*CHALLENGE*: Tell me how many lines hold "ยนพร", please, using only the number.

Start of AVAILABLE RECORDS

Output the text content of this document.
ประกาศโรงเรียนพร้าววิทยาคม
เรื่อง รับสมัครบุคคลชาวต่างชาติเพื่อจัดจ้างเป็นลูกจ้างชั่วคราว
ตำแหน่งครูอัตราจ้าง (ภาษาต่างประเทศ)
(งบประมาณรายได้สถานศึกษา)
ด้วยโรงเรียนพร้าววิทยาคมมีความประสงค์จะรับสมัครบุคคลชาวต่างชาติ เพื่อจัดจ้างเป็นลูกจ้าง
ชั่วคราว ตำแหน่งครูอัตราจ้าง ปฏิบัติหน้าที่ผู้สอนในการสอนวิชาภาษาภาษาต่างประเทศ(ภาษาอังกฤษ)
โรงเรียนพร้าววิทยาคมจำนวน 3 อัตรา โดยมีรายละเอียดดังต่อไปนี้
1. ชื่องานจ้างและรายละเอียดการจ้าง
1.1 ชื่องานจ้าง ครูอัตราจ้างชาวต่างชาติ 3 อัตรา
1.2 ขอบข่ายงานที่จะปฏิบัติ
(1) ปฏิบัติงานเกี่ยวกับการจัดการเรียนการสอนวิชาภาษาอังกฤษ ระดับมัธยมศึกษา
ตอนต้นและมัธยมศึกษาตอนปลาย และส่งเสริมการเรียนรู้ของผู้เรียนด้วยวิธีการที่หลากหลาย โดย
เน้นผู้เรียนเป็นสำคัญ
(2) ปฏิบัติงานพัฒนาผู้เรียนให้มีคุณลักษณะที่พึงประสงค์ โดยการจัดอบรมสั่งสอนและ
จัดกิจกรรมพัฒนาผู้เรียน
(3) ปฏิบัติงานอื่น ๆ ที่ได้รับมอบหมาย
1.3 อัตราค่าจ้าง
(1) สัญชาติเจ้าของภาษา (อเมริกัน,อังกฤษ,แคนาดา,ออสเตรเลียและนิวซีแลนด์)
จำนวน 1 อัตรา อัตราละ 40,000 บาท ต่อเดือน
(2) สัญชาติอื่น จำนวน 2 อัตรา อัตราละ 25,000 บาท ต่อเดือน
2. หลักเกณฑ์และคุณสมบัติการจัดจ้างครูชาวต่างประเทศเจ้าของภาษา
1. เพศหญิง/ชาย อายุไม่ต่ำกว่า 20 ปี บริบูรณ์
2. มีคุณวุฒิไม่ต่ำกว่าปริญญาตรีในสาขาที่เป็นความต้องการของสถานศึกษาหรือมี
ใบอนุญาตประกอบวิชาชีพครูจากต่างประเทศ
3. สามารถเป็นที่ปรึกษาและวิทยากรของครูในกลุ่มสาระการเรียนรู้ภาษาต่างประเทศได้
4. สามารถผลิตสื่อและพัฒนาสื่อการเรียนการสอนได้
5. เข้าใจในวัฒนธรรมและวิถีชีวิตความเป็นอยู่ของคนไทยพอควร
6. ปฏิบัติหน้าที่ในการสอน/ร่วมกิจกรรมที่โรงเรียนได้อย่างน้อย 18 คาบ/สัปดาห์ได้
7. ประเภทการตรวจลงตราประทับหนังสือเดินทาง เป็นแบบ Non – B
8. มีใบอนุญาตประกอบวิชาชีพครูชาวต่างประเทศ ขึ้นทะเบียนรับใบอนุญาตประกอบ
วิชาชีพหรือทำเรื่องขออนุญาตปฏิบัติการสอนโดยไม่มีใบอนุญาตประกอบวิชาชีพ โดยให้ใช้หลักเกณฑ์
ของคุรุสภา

End of AVAILABLE RECORDS
Start of AVAILABLE RECORDS

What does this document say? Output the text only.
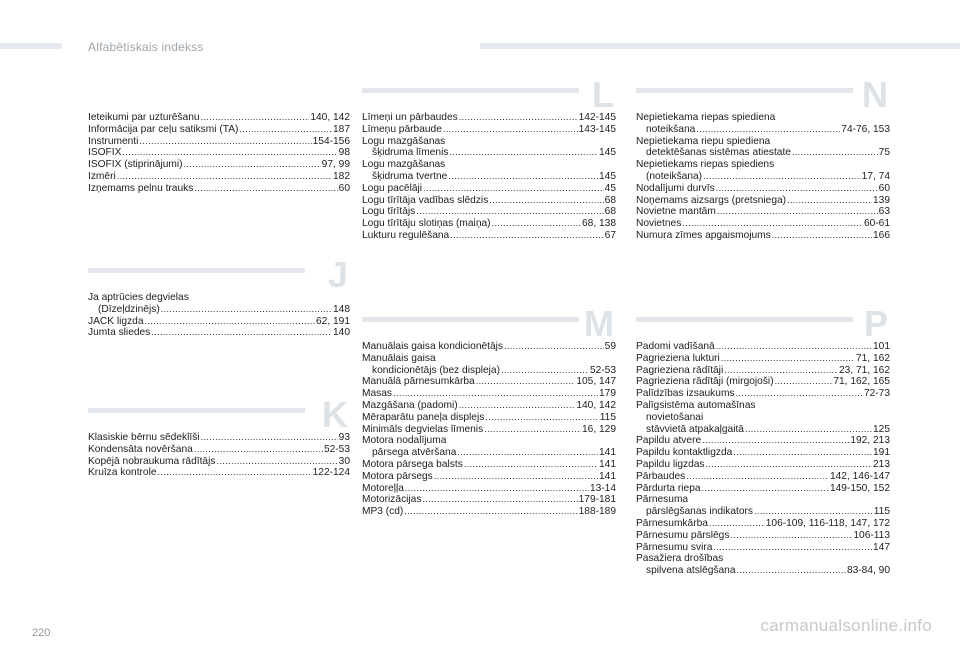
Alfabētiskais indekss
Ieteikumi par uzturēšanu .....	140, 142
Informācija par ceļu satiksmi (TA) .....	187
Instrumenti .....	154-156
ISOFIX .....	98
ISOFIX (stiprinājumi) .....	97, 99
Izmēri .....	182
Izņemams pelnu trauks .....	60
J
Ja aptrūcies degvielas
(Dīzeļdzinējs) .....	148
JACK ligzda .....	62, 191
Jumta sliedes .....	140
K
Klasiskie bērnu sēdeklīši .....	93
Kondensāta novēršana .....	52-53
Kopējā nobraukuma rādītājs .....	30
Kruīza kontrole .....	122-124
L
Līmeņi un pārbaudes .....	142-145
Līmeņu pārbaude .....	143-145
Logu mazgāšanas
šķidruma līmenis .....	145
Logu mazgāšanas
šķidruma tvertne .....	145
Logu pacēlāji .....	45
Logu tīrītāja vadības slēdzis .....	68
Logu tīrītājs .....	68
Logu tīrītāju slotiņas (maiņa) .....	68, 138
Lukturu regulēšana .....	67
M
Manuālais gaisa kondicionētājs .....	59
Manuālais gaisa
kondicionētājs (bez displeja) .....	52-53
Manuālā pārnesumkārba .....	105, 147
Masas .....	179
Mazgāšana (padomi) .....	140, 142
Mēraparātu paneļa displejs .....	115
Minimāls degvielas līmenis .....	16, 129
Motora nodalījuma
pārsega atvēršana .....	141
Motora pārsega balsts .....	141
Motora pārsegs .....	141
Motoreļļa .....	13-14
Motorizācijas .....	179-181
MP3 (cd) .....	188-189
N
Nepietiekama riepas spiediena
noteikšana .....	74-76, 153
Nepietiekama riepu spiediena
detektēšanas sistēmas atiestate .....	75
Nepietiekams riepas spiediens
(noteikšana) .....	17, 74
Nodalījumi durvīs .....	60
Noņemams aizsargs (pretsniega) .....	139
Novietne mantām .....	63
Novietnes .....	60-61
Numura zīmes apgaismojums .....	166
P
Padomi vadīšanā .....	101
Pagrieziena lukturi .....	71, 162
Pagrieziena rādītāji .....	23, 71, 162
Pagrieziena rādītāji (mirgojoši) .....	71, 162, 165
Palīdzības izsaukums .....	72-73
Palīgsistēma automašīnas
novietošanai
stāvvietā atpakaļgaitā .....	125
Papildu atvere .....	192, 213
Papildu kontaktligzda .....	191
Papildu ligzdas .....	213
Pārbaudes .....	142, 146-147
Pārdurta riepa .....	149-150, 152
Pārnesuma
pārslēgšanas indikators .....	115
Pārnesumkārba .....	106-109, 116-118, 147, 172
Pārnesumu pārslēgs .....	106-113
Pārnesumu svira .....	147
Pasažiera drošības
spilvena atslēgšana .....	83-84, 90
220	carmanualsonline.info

End of AVAILABLE RECORDS
Start of AVAILABLE RECORDS

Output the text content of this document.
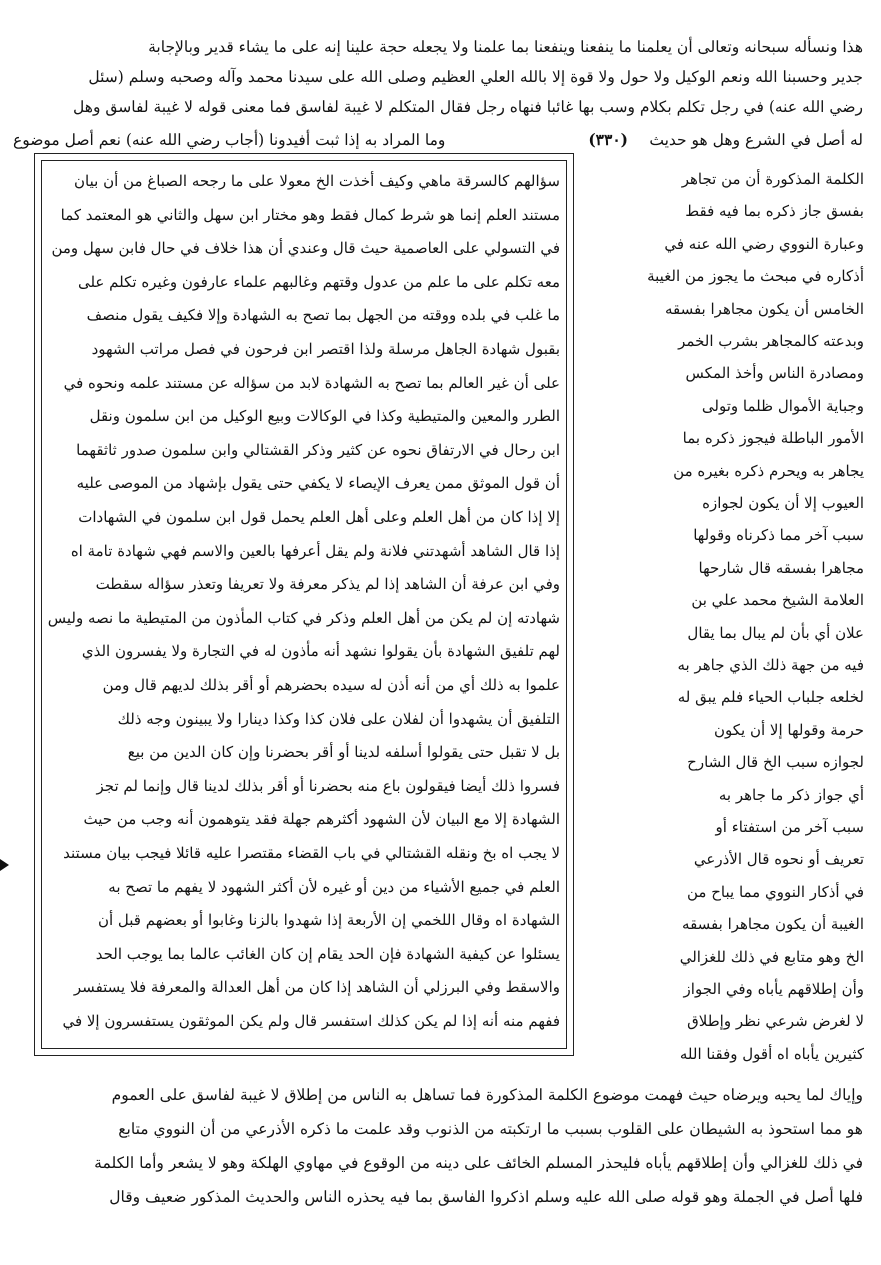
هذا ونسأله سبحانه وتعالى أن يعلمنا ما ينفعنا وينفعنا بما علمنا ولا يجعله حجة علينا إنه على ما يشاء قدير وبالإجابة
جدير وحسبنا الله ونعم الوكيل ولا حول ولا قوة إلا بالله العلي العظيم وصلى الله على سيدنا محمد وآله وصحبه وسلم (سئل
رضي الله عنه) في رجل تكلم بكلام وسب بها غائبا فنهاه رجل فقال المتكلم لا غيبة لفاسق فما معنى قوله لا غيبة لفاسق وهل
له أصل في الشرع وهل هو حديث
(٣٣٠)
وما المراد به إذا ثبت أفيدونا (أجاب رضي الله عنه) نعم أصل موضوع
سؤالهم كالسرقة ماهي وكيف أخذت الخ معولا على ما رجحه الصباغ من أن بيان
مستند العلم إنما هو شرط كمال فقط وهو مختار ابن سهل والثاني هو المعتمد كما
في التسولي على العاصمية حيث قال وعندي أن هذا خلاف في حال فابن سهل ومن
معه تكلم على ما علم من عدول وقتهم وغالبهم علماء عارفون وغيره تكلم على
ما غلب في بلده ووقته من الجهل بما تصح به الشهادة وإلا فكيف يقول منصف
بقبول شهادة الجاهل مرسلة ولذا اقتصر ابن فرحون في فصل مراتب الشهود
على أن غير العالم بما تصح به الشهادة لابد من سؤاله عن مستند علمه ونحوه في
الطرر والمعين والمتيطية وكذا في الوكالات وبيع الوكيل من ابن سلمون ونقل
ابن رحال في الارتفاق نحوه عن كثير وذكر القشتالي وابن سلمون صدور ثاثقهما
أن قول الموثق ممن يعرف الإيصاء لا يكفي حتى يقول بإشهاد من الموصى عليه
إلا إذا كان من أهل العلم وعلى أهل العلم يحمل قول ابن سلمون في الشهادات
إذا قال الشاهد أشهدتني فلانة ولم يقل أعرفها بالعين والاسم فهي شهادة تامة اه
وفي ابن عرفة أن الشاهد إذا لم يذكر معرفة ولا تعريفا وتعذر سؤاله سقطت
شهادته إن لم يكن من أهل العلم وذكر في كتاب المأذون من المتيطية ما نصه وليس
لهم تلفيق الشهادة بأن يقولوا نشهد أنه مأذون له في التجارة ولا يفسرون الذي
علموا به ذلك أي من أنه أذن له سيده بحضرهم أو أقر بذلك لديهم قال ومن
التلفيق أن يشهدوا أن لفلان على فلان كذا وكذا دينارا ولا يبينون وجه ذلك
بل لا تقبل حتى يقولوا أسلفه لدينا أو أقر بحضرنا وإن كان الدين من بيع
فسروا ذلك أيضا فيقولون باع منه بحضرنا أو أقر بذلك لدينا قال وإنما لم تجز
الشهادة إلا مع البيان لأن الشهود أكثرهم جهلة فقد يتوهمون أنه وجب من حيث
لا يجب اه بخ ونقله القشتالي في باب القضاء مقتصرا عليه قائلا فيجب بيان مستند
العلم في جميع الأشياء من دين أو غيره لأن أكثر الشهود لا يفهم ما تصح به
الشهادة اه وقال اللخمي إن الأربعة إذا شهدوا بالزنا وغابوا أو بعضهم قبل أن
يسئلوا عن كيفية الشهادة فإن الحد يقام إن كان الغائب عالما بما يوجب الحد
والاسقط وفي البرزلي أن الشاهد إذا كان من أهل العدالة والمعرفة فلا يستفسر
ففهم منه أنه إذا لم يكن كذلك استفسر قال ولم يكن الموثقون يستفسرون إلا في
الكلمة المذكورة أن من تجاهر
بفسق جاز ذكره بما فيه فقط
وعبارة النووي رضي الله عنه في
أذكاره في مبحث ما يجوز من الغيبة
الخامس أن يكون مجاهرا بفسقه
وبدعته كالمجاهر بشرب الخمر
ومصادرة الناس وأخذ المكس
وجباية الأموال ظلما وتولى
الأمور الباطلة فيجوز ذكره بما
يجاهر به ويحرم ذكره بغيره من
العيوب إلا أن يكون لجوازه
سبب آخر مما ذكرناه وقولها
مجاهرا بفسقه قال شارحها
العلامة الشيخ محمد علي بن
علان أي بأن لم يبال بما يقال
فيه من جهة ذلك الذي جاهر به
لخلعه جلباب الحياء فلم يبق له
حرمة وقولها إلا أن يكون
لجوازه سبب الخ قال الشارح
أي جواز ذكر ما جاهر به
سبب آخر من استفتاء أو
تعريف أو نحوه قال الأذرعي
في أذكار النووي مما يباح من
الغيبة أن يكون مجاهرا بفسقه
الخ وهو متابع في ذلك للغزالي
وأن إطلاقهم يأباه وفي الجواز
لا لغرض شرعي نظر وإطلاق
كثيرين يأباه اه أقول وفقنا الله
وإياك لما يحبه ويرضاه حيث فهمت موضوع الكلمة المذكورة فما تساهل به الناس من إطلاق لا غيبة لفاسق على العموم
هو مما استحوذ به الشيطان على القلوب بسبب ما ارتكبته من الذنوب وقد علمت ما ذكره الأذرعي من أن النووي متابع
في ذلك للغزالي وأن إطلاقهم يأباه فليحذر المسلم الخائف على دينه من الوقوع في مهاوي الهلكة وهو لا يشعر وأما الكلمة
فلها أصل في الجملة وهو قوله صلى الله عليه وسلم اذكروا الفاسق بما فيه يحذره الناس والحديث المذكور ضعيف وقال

End of AVAILABLE RECORDS

*SOLUTION FOR THIS TASK*: 3